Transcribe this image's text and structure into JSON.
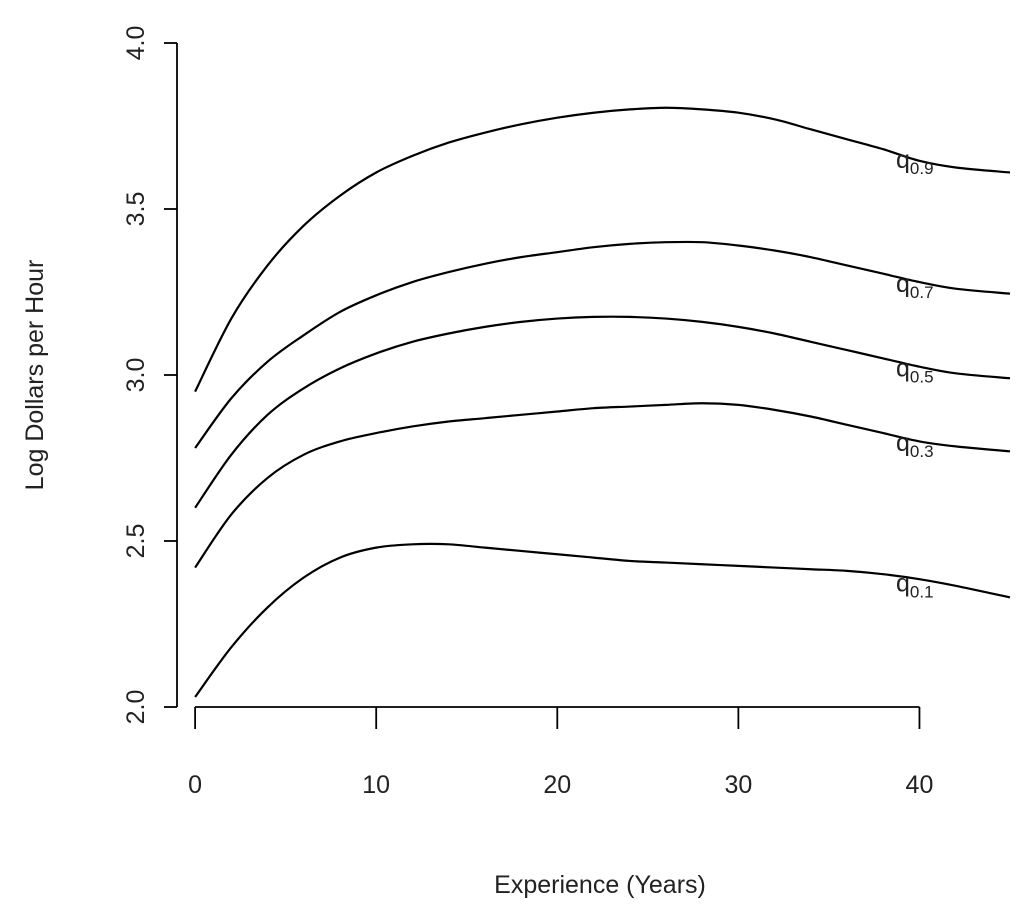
{
  "chart_data": {
    "type": "line",
    "title": "",
    "xlabel": "Experience (Years)",
    "ylabel": "Log Dollars per Hour",
    "xlim": [
      -1,
      45
    ],
    "ylim": [
      2.0,
      4.0
    ],
    "x_ticks": [
      0,
      10,
      20,
      30,
      40
    ],
    "y_ticks": [
      2.0,
      2.5,
      3.0,
      3.5,
      4.0
    ],
    "x_tick_labels": [
      "0",
      "10",
      "20",
      "30",
      "40"
    ],
    "y_tick_labels": [
      "2.0",
      "2.5",
      "3.0",
      "3.5",
      "4.0"
    ],
    "grid": false,
    "series": [
      {
        "name": "q0.9",
        "label_main": "q",
        "label_sub": "0.9",
        "x": [
          0,
          2,
          4,
          6,
          8,
          10,
          12,
          14,
          16,
          18,
          20,
          22,
          24,
          26,
          28,
          30,
          32,
          34,
          36,
          38,
          40,
          42,
          45
        ],
        "y": [
          2.95,
          3.17,
          3.33,
          3.45,
          3.54,
          3.61,
          3.66,
          3.7,
          3.73,
          3.755,
          3.775,
          3.79,
          3.8,
          3.805,
          3.8,
          3.79,
          3.77,
          3.74,
          3.71,
          3.68,
          3.645,
          3.625,
          3.61
        ]
      },
      {
        "name": "q0.7",
        "label_main": "q",
        "label_sub": "0.7",
        "x": [
          0,
          2,
          4,
          6,
          8,
          10,
          12,
          14,
          16,
          18,
          20,
          22,
          24,
          26,
          28,
          30,
          32,
          34,
          36,
          38,
          40,
          42,
          45
        ],
        "y": [
          2.78,
          2.93,
          3.04,
          3.12,
          3.19,
          3.24,
          3.28,
          3.31,
          3.335,
          3.355,
          3.37,
          3.385,
          3.395,
          3.4,
          3.4,
          3.39,
          3.375,
          3.355,
          3.33,
          3.305,
          3.28,
          3.26,
          3.245
        ]
      },
      {
        "name": "q0.5",
        "label_main": "q",
        "label_sub": "0.5",
        "x": [
          0,
          2,
          4,
          6,
          8,
          10,
          12,
          14,
          16,
          18,
          20,
          22,
          24,
          26,
          28,
          30,
          32,
          34,
          36,
          38,
          40,
          42,
          45
        ],
        "y": [
          2.6,
          2.76,
          2.88,
          2.96,
          3.02,
          3.065,
          3.1,
          3.125,
          3.145,
          3.16,
          3.17,
          3.175,
          3.175,
          3.17,
          3.16,
          3.145,
          3.125,
          3.1,
          3.075,
          3.05,
          3.025,
          3.005,
          2.99
        ]
      },
      {
        "name": "q0.3",
        "label_main": "q",
        "label_sub": "0.3",
        "x": [
          0,
          2,
          4,
          6,
          8,
          10,
          12,
          14,
          16,
          18,
          20,
          22,
          24,
          26,
          28,
          30,
          32,
          34,
          36,
          38,
          40,
          42,
          45
        ],
        "y": [
          2.42,
          2.58,
          2.69,
          2.76,
          2.8,
          2.825,
          2.845,
          2.86,
          2.87,
          2.88,
          2.89,
          2.9,
          2.905,
          2.91,
          2.915,
          2.91,
          2.895,
          2.875,
          2.85,
          2.825,
          2.8,
          2.785,
          2.77
        ]
      },
      {
        "name": "q0.1",
        "label_main": "q",
        "label_sub": "0.1",
        "x": [
          0,
          2,
          4,
          6,
          8,
          10,
          12,
          14,
          16,
          18,
          20,
          22,
          24,
          26,
          28,
          30,
          32,
          34,
          36,
          38,
          40,
          42,
          45
        ],
        "y": [
          2.03,
          2.18,
          2.3,
          2.39,
          2.45,
          2.48,
          2.49,
          2.49,
          2.48,
          2.47,
          2.46,
          2.45,
          2.44,
          2.435,
          2.43,
          2.425,
          2.42,
          2.415,
          2.41,
          2.4,
          2.385,
          2.365,
          2.33
        ]
      }
    ]
  }
}
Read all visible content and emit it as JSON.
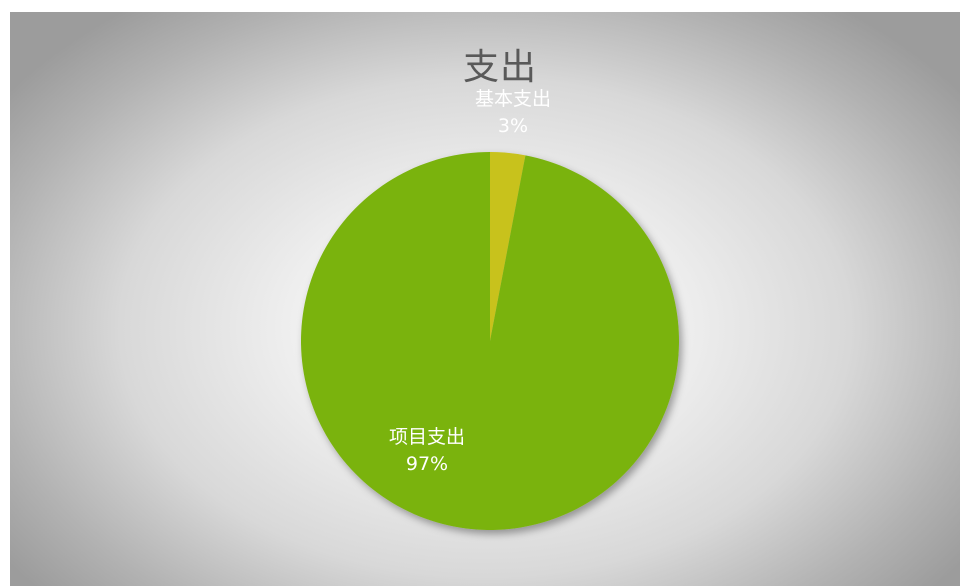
{
  "chart_data": {
    "type": "pie",
    "title": "支出",
    "slices": [
      {
        "label": "基本支出",
        "percent_label": "3%",
        "value": 3,
        "color": "#c8c21a"
      },
      {
        "label": "项目支出",
        "percent_label": "97%",
        "value": 97,
        "color": "#7ab30f"
      }
    ],
    "legend": "none"
  }
}
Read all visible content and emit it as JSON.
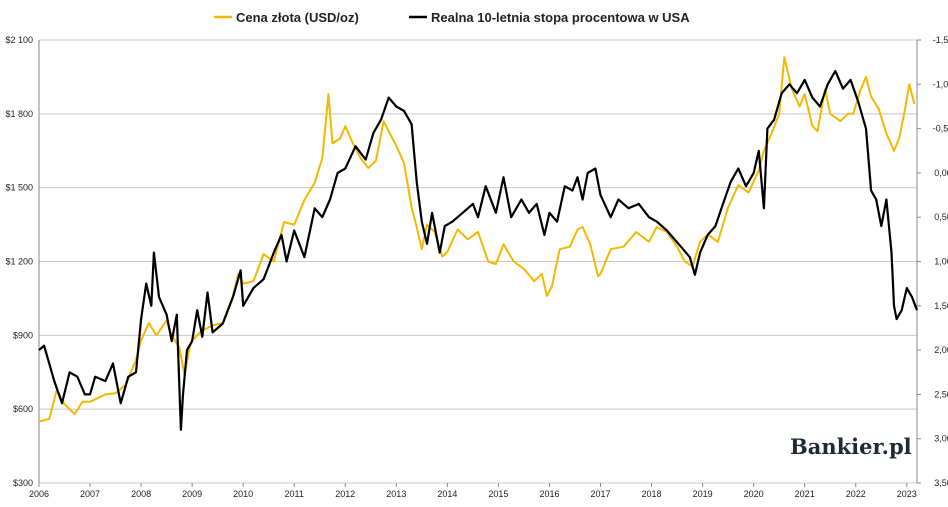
{
  "chart_data": {
    "type": "line",
    "title": "",
    "xlabel": "",
    "legend_position": "top",
    "grid": true,
    "x_ticks": [
      "2006",
      "2007",
      "2008",
      "2009",
      "2010",
      "2011",
      "2012",
      "2013",
      "2014",
      "2015",
      "2016",
      "2017",
      "2018",
      "2019",
      "2020",
      "2021",
      "2022",
      "2023"
    ],
    "y_left": {
      "min": 300,
      "max": 2100,
      "ticks": [
        "$300",
        "$600",
        "$900",
        "$1 200",
        "$1 500",
        "$1 800",
        "$2 100"
      ]
    },
    "y_right": {
      "min": -1.5,
      "max": 3.5,
      "inverted": true,
      "ticks": [
        "-1,50",
        "-1,00",
        "-0,50",
        "0,00",
        "0,50",
        "1,00",
        "1,50",
        "2,00",
        "2,50",
        "3,00",
        "3,50"
      ]
    },
    "series": [
      {
        "name": "Cena złota (USD/oz)",
        "axis": "left",
        "color": "#f5b800",
        "points": [
          [
            2006.0,
            550
          ],
          [
            2006.2,
            560
          ],
          [
            2006.35,
            680
          ],
          [
            2006.5,
            620
          ],
          [
            2006.7,
            580
          ],
          [
            2006.85,
            630
          ],
          [
            2007.0,
            630
          ],
          [
            2007.3,
            660
          ],
          [
            2007.5,
            665
          ],
          [
            2007.7,
            700
          ],
          [
            2007.9,
            800
          ],
          [
            2008.0,
            880
          ],
          [
            2008.15,
            950
          ],
          [
            2008.3,
            900
          ],
          [
            2008.5,
            960
          ],
          [
            2008.6,
            900
          ],
          [
            2008.75,
            850
          ],
          [
            2008.85,
            740
          ],
          [
            2008.95,
            850
          ],
          [
            2009.0,
            880
          ],
          [
            2009.2,
            920
          ],
          [
            2009.4,
            940
          ],
          [
            2009.6,
            950
          ],
          [
            2009.8,
            1060
          ],
          [
            2009.9,
            1150
          ],
          [
            2010.0,
            1110
          ],
          [
            2010.2,
            1120
          ],
          [
            2010.4,
            1230
          ],
          [
            2010.6,
            1200
          ],
          [
            2010.8,
            1360
          ],
          [
            2011.0,
            1350
          ],
          [
            2011.2,
            1450
          ],
          [
            2011.4,
            1520
          ],
          [
            2011.55,
            1620
          ],
          [
            2011.67,
            1880
          ],
          [
            2011.75,
            1680
          ],
          [
            2011.9,
            1700
          ],
          [
            2012.0,
            1750
          ],
          [
            2012.15,
            1680
          ],
          [
            2012.3,
            1620
          ],
          [
            2012.45,
            1580
          ],
          [
            2012.6,
            1610
          ],
          [
            2012.75,
            1770
          ],
          [
            2012.9,
            1710
          ],
          [
            2013.0,
            1670
          ],
          [
            2013.15,
            1600
          ],
          [
            2013.3,
            1420
          ],
          [
            2013.4,
            1340
          ],
          [
            2013.5,
            1250
          ],
          [
            2013.6,
            1350
          ],
          [
            2013.75,
            1320
          ],
          [
            2013.9,
            1220
          ],
          [
            2014.0,
            1240
          ],
          [
            2014.2,
            1330
          ],
          [
            2014.4,
            1290
          ],
          [
            2014.6,
            1320
          ],
          [
            2014.8,
            1200
          ],
          [
            2014.95,
            1190
          ],
          [
            2015.1,
            1270
          ],
          [
            2015.3,
            1200
          ],
          [
            2015.5,
            1170
          ],
          [
            2015.7,
            1120
          ],
          [
            2015.85,
            1150
          ],
          [
            2015.95,
            1060
          ],
          [
            2016.05,
            1100
          ],
          [
            2016.2,
            1250
          ],
          [
            2016.4,
            1260
          ],
          [
            2016.55,
            1330
          ],
          [
            2016.65,
            1340
          ],
          [
            2016.8,
            1270
          ],
          [
            2016.95,
            1140
          ],
          [
            2017.0,
            1150
          ],
          [
            2017.2,
            1250
          ],
          [
            2017.45,
            1260
          ],
          [
            2017.7,
            1320
          ],
          [
            2017.95,
            1280
          ],
          [
            2018.1,
            1340
          ],
          [
            2018.3,
            1320
          ],
          [
            2018.5,
            1260
          ],
          [
            2018.65,
            1200
          ],
          [
            2018.8,
            1180
          ],
          [
            2018.95,
            1280
          ],
          [
            2019.1,
            1310
          ],
          [
            2019.3,
            1280
          ],
          [
            2019.5,
            1420
          ],
          [
            2019.7,
            1510
          ],
          [
            2019.9,
            1480
          ],
          [
            2020.1,
            1570
          ],
          [
            2020.2,
            1650
          ],
          [
            2020.35,
            1720
          ],
          [
            2020.5,
            1800
          ],
          [
            2020.6,
            2030
          ],
          [
            2020.75,
            1900
          ],
          [
            2020.9,
            1830
          ],
          [
            2021.0,
            1880
          ],
          [
            2021.15,
            1750
          ],
          [
            2021.25,
            1730
          ],
          [
            2021.4,
            1900
          ],
          [
            2021.5,
            1800
          ],
          [
            2021.7,
            1770
          ],
          [
            2021.85,
            1800
          ],
          [
            2021.95,
            1800
          ],
          [
            2022.1,
            1900
          ],
          [
            2022.2,
            1950
          ],
          [
            2022.3,
            1870
          ],
          [
            2022.45,
            1820
          ],
          [
            2022.6,
            1720
          ],
          [
            2022.75,
            1650
          ],
          [
            2022.85,
            1700
          ],
          [
            2022.95,
            1800
          ],
          [
            2023.05,
            1920
          ],
          [
            2023.15,
            1840
          ]
        ]
      },
      {
        "name": "Realna 10-letnia stopa procentowa w USA",
        "axis": "right",
        "color": "#000000",
        "points": [
          [
            2006.0,
            2.0
          ],
          [
            2006.1,
            1.95
          ],
          [
            2006.3,
            2.35
          ],
          [
            2006.45,
            2.6
          ],
          [
            2006.6,
            2.25
          ],
          [
            2006.75,
            2.3
          ],
          [
            2006.9,
            2.5
          ],
          [
            2007.0,
            2.5
          ],
          [
            2007.1,
            2.3
          ],
          [
            2007.3,
            2.35
          ],
          [
            2007.45,
            2.15
          ],
          [
            2007.6,
            2.6
          ],
          [
            2007.75,
            2.3
          ],
          [
            2007.9,
            2.25
          ],
          [
            2008.0,
            1.65
          ],
          [
            2008.1,
            1.25
          ],
          [
            2008.2,
            1.5
          ],
          [
            2008.25,
            0.9
          ],
          [
            2008.35,
            1.4
          ],
          [
            2008.5,
            1.6
          ],
          [
            2008.6,
            1.9
          ],
          [
            2008.7,
            1.6
          ],
          [
            2008.78,
            2.9
          ],
          [
            2008.82,
            2.5
          ],
          [
            2008.9,
            2.0
          ],
          [
            2009.0,
            1.9
          ],
          [
            2009.1,
            1.55
          ],
          [
            2009.2,
            1.85
          ],
          [
            2009.3,
            1.35
          ],
          [
            2009.4,
            1.8
          ],
          [
            2009.6,
            1.7
          ],
          [
            2009.8,
            1.4
          ],
          [
            2009.95,
            1.1
          ],
          [
            2010.0,
            1.5
          ],
          [
            2010.2,
            1.3
          ],
          [
            2010.4,
            1.2
          ],
          [
            2010.6,
            0.9
          ],
          [
            2010.75,
            0.7
          ],
          [
            2010.85,
            1.0
          ],
          [
            2011.0,
            0.65
          ],
          [
            2011.2,
            0.95
          ],
          [
            2011.4,
            0.4
          ],
          [
            2011.55,
            0.5
          ],
          [
            2011.7,
            0.3
          ],
          [
            2011.85,
            0.0
          ],
          [
            2012.0,
            -0.05
          ],
          [
            2012.2,
            -0.3
          ],
          [
            2012.4,
            -0.15
          ],
          [
            2012.55,
            -0.45
          ],
          [
            2012.7,
            -0.6
          ],
          [
            2012.85,
            -0.85
          ],
          [
            2013.0,
            -0.75
          ],
          [
            2013.15,
            -0.7
          ],
          [
            2013.3,
            -0.55
          ],
          [
            2013.4,
            0.1
          ],
          [
            2013.5,
            0.55
          ],
          [
            2013.6,
            0.8
          ],
          [
            2013.7,
            0.45
          ],
          [
            2013.85,
            0.9
          ],
          [
            2013.95,
            0.6
          ],
          [
            2014.1,
            0.55
          ],
          [
            2014.3,
            0.45
          ],
          [
            2014.5,
            0.35
          ],
          [
            2014.6,
            0.5
          ],
          [
            2014.75,
            0.15
          ],
          [
            2014.95,
            0.45
          ],
          [
            2015.1,
            0.05
          ],
          [
            2015.25,
            0.5
          ],
          [
            2015.45,
            0.3
          ],
          [
            2015.6,
            0.45
          ],
          [
            2015.75,
            0.35
          ],
          [
            2015.9,
            0.7
          ],
          [
            2016.0,
            0.45
          ],
          [
            2016.15,
            0.55
          ],
          [
            2016.3,
            0.15
          ],
          [
            2016.45,
            0.2
          ],
          [
            2016.55,
            0.05
          ],
          [
            2016.65,
            0.3
          ],
          [
            2016.75,
            0.0
          ],
          [
            2016.9,
            -0.05
          ],
          [
            2017.0,
            0.25
          ],
          [
            2017.2,
            0.5
          ],
          [
            2017.35,
            0.3
          ],
          [
            2017.55,
            0.4
          ],
          [
            2017.75,
            0.35
          ],
          [
            2017.95,
            0.5
          ],
          [
            2018.1,
            0.55
          ],
          [
            2018.3,
            0.65
          ],
          [
            2018.45,
            0.75
          ],
          [
            2018.6,
            0.85
          ],
          [
            2018.75,
            0.95
          ],
          [
            2018.85,
            1.15
          ],
          [
            2018.95,
            0.9
          ],
          [
            2019.1,
            0.7
          ],
          [
            2019.25,
            0.6
          ],
          [
            2019.4,
            0.35
          ],
          [
            2019.55,
            0.1
          ],
          [
            2019.7,
            -0.05
          ],
          [
            2019.85,
            0.15
          ],
          [
            2020.0,
            0.0
          ],
          [
            2020.1,
            -0.25
          ],
          [
            2020.2,
            0.4
          ],
          [
            2020.27,
            -0.5
          ],
          [
            2020.4,
            -0.6
          ],
          [
            2020.55,
            -0.9
          ],
          [
            2020.7,
            -1.0
          ],
          [
            2020.85,
            -0.9
          ],
          [
            2021.0,
            -1.05
          ],
          [
            2021.15,
            -0.85
          ],
          [
            2021.3,
            -0.75
          ],
          [
            2021.45,
            -1.0
          ],
          [
            2021.6,
            -1.15
          ],
          [
            2021.75,
            -0.95
          ],
          [
            2021.9,
            -1.05
          ],
          [
            2022.05,
            -0.8
          ],
          [
            2022.2,
            -0.5
          ],
          [
            2022.3,
            0.2
          ],
          [
            2022.4,
            0.3
          ],
          [
            2022.5,
            0.6
          ],
          [
            2022.6,
            0.3
          ],
          [
            2022.7,
            0.9
          ],
          [
            2022.75,
            1.5
          ],
          [
            2022.8,
            1.65
          ],
          [
            2022.9,
            1.55
          ],
          [
            2023.0,
            1.3
          ],
          [
            2023.1,
            1.4
          ],
          [
            2023.2,
            1.55
          ]
        ]
      }
    ],
    "watermark": "Bankier.pl"
  }
}
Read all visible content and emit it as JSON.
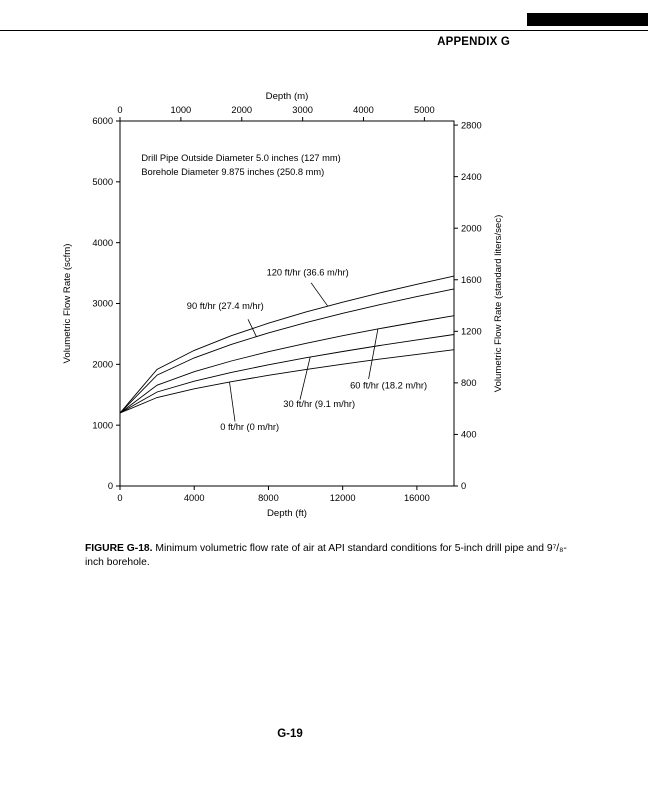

+---+

- _Exercise requirements_: Go through the records. Copy each line where "color" appears.

- _Output for this task_:
        "color": "#c8c21a"
        "color": "#7ab30f"
        "color": "#f5b800",
        "color": "#000000",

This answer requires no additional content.